◆ To be done ◆
How many lines in these records hold the string "more"? State only that number.

--

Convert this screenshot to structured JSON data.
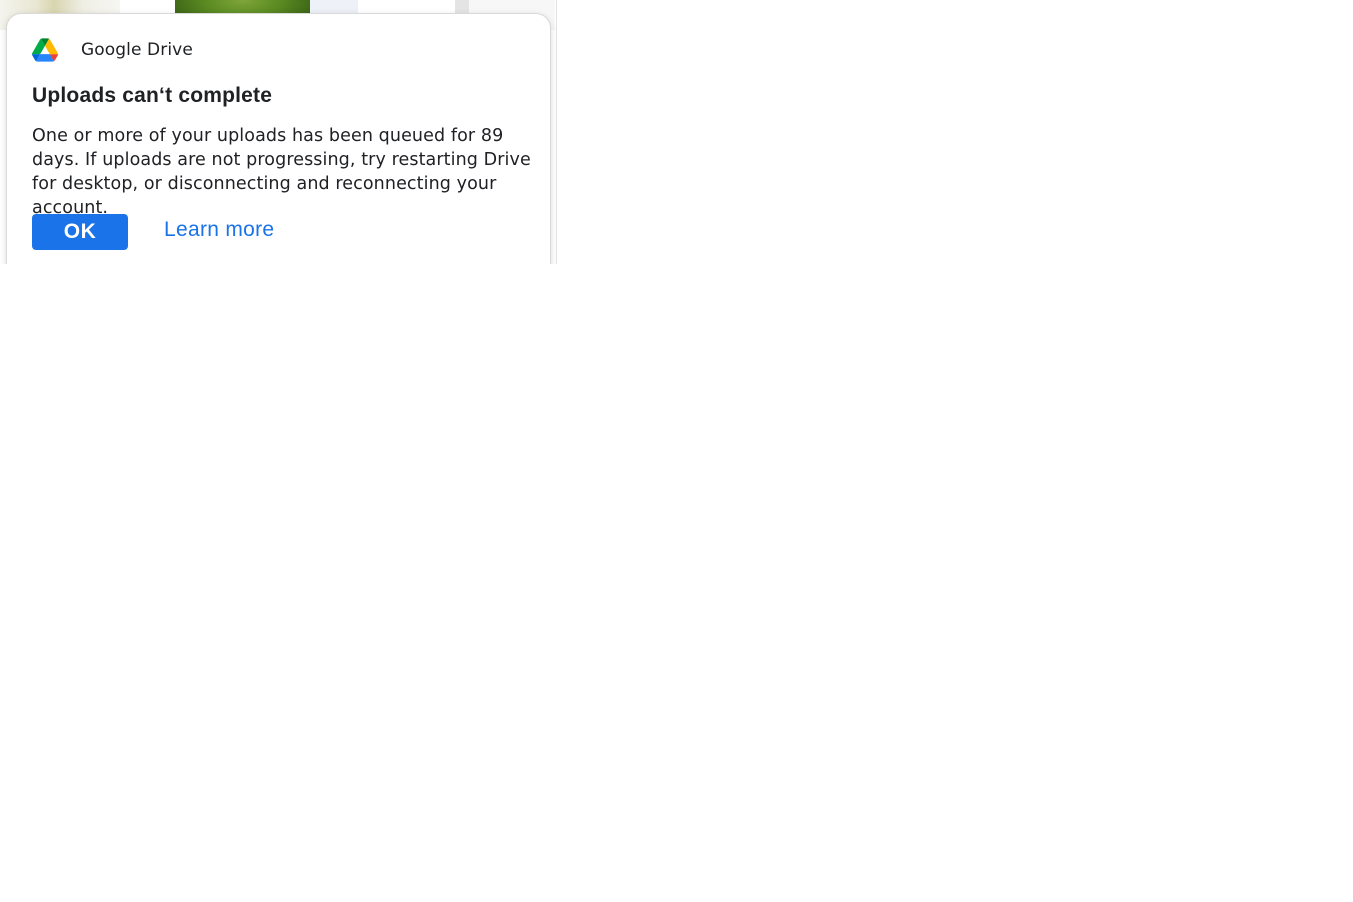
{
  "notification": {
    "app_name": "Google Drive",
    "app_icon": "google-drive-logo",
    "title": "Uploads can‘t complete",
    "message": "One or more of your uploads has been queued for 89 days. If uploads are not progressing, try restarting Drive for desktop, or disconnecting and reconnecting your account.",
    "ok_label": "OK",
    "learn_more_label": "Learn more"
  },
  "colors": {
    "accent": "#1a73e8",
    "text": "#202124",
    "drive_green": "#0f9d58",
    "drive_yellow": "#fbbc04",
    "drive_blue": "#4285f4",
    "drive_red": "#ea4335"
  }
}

--

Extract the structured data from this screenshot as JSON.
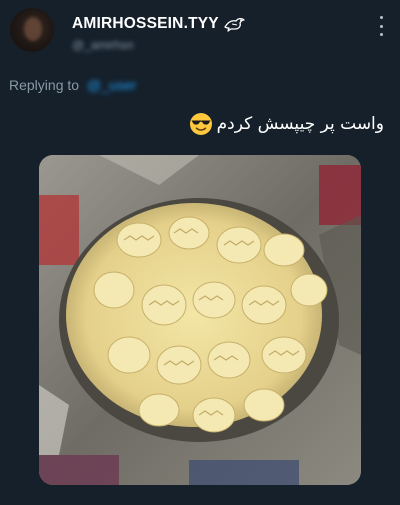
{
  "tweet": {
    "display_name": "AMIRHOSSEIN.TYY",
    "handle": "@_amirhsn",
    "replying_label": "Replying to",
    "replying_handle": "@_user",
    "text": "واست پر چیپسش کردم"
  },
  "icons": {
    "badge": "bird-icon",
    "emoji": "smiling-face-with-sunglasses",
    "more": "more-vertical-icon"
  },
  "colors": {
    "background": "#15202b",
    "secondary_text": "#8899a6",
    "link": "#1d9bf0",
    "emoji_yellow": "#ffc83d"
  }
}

--

◆ Written answer ◆
3